**WHAT THE EXERCISE ASKS**
List each line in which the string "text" appears.

**GIVEN DATA**

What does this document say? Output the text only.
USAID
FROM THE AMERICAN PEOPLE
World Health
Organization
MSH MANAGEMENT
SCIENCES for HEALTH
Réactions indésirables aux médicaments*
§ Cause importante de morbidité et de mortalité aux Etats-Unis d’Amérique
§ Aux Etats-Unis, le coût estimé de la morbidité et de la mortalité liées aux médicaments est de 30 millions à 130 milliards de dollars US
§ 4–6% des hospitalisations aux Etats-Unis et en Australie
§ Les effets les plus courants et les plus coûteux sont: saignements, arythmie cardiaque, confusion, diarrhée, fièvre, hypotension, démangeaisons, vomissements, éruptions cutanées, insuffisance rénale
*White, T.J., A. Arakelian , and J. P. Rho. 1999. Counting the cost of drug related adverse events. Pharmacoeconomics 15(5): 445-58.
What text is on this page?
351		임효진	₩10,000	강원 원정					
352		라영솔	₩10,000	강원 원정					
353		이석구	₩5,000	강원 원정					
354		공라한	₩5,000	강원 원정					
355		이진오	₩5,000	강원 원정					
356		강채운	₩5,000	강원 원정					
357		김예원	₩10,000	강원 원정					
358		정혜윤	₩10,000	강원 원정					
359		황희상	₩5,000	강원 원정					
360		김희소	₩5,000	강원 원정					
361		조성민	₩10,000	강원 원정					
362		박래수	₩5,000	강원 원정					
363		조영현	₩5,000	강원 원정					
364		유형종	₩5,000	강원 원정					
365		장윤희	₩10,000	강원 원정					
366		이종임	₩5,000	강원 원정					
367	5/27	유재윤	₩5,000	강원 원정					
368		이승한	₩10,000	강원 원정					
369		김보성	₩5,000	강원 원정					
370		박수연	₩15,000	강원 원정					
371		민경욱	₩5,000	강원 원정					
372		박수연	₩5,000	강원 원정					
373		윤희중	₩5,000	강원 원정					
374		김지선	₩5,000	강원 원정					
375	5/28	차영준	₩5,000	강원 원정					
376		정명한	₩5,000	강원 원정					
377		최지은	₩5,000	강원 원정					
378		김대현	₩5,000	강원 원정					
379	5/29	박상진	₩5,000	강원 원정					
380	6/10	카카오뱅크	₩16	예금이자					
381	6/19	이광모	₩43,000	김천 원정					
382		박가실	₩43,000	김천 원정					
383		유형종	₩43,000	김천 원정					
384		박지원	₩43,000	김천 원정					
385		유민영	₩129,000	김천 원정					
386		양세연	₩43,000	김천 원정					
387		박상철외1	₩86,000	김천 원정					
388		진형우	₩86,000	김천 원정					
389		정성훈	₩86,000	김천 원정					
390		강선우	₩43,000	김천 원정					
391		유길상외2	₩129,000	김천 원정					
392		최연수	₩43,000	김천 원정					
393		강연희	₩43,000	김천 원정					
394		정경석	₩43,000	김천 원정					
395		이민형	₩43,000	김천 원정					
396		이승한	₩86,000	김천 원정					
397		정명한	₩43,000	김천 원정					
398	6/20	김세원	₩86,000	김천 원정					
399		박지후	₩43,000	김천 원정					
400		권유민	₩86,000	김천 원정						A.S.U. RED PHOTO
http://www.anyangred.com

**TASK ANSWER**
What does this document say? Output the text only.
What text is on this page?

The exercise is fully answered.